**WHAT YOU NEED TO DO**
Read the data and repeat all of it exactly.

========================

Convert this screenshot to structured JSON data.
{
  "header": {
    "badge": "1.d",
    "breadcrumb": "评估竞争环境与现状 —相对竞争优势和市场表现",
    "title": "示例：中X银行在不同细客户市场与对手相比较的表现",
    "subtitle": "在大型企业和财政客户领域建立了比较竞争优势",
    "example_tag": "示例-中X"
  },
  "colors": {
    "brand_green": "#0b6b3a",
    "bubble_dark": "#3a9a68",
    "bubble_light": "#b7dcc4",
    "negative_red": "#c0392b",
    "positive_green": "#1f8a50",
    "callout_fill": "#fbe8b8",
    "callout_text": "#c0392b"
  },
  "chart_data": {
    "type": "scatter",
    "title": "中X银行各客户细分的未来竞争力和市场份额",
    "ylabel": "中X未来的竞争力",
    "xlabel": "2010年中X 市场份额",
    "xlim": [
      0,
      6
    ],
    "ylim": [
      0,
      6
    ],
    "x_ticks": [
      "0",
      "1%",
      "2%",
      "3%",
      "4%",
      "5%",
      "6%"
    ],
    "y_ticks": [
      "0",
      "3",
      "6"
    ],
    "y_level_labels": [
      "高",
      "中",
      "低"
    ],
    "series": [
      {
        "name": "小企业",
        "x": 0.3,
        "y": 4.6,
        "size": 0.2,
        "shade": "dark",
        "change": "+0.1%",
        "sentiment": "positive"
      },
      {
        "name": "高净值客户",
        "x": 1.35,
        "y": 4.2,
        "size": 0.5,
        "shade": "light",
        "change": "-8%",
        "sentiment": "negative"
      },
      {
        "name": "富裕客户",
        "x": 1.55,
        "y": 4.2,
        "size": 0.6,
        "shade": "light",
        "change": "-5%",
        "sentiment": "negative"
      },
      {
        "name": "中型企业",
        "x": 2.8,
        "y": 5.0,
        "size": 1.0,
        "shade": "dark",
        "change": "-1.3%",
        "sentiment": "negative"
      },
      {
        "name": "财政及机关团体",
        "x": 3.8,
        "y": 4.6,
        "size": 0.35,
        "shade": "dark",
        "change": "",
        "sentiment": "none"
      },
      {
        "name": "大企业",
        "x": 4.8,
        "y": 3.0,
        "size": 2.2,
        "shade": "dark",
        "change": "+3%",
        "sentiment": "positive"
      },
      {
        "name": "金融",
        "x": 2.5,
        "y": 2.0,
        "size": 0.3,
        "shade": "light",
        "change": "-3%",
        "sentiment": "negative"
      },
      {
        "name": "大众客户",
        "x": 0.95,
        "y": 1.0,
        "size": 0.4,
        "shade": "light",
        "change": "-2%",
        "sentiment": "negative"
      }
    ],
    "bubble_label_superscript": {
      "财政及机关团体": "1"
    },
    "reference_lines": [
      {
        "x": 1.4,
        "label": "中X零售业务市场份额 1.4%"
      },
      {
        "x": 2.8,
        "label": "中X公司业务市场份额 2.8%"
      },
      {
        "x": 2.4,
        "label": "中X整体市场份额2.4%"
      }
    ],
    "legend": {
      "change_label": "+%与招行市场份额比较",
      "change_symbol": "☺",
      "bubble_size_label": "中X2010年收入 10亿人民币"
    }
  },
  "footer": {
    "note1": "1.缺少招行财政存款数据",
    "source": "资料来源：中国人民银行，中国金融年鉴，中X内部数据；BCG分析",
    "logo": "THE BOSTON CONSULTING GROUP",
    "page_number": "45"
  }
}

========================

**ANSWER**
Convert this screenshot to structured JSON data.
{
  "header": {
    "badge": "1.d",
    "breadcrumb": "评估竞争环境与现状 —相对竞争优势和市场表现",
    "title": "示例：中X银行在不同细客户市场与对手相比较的表现",
    "subtitle": "在大型企业和财政客户领域建立了比较竞争优势",
    "example_tag": "示例-中X"
  },
  "colors": {
    "brand_green": "#0b6b3a",
    "bubble_dark": "#3a9a68",
    "bubble_light": "#b7dcc4",
    "negative_red": "#c0392b",
    "positive_green": "#1f8a50",
    "callout_fill": "#fbe8b8",
    "callout_text": "#c0392b"
  },
  "chart_data": {
    "type": "scatter",
    "title": "中X银行各客户细分的未来竞争力和市场份额",
    "ylabel": "中X未来的竞争力",
    "xlabel": "2010年中X 市场份额",
    "xlim": [
      0,
      6
    ],
    "ylim": [
      0,
      6
    ],
    "x_ticks": [
      "0",
      "1%",
      "2%",
      "3%",
      "4%",
      "5%",
      "6%"
    ],
    "y_ticks": [
      "0",
      "3",
      "6"
    ],
    "y_level_labels": [
      "高",
      "中",
      "低"
    ],
    "series": [
      {
        "name": "小企业",
        "x": 0.3,
        "y": 4.6,
        "size": 0.2,
        "shade": "dark",
        "change": "+0.1%",
        "sentiment": "positive"
      },
      {
        "name": "高净值客户",
        "x": 1.35,
        "y": 4.2,
        "size": 0.5,
        "shade": "light",
        "change": "-8%",
        "sentiment": "negative"
      },
      {
        "name": "富裕客户",
        "x": 1.55,
        "y": 4.2,
        "size": 0.6,
        "shade": "light",
        "change": "-5%",
        "sentiment": "negative"
      },
      {
        "name": "中型企业",
        "x": 2.8,
        "y": 5.0,
        "size": 1.0,
        "shade": "dark",
        "change": "-1.3%",
        "sentiment": "negative"
      },
      {
        "name": "财政及机关团体",
        "x": 3.8,
        "y": 4.6,
        "size": 0.35,
        "shade": "dark",
        "change": "",
        "sentiment": "none"
      },
      {
        "name": "大企业",
        "x": 4.8,
        "y": 3.0,
        "size": 2.2,
        "shade": "dark",
        "change": "+3%",
        "sentiment": "positive"
      },
      {
        "name": "金融",
        "x": 2.5,
        "y": 2.0,
        "size": 0.3,
        "shade": "light",
        "change": "-3%",
        "sentiment": "negative"
      },
      {
        "name": "大众客户",
        "x": 0.95,
        "y": 1.0,
        "size": 0.4,
        "shade": "light",
        "change": "-2%",
        "sentiment": "negative"
      }
    ],
    "bubble_label_superscript": {
      "财政及机关团体": "1"
    },
    "reference_lines": [
      {
        "x": 1.4,
        "label": "中X零售业务市场份额 1.4%"
      },
      {
        "x": 2.8,
        "label": "中X公司业务市场份额 2.8%"
      },
      {
        "x": 2.4,
        "label": "中X整体市场份额2.4%"
      }
    ],
    "legend": {
      "change_label": "+%与招行市场份额比较",
      "change_symbol": "☺",
      "bubble_size_label": "中X2010年收入 10亿人民币"
    }
  },
  "footer": {
    "note1": "1.缺少招行财政存款数据",
    "source": "资料来源：中国人民银行，中国金融年鉴，中X内部数据；BCG分析",
    "logo": "THE BOSTON CONSULTING GROUP",
    "page_number": "45"
  }
}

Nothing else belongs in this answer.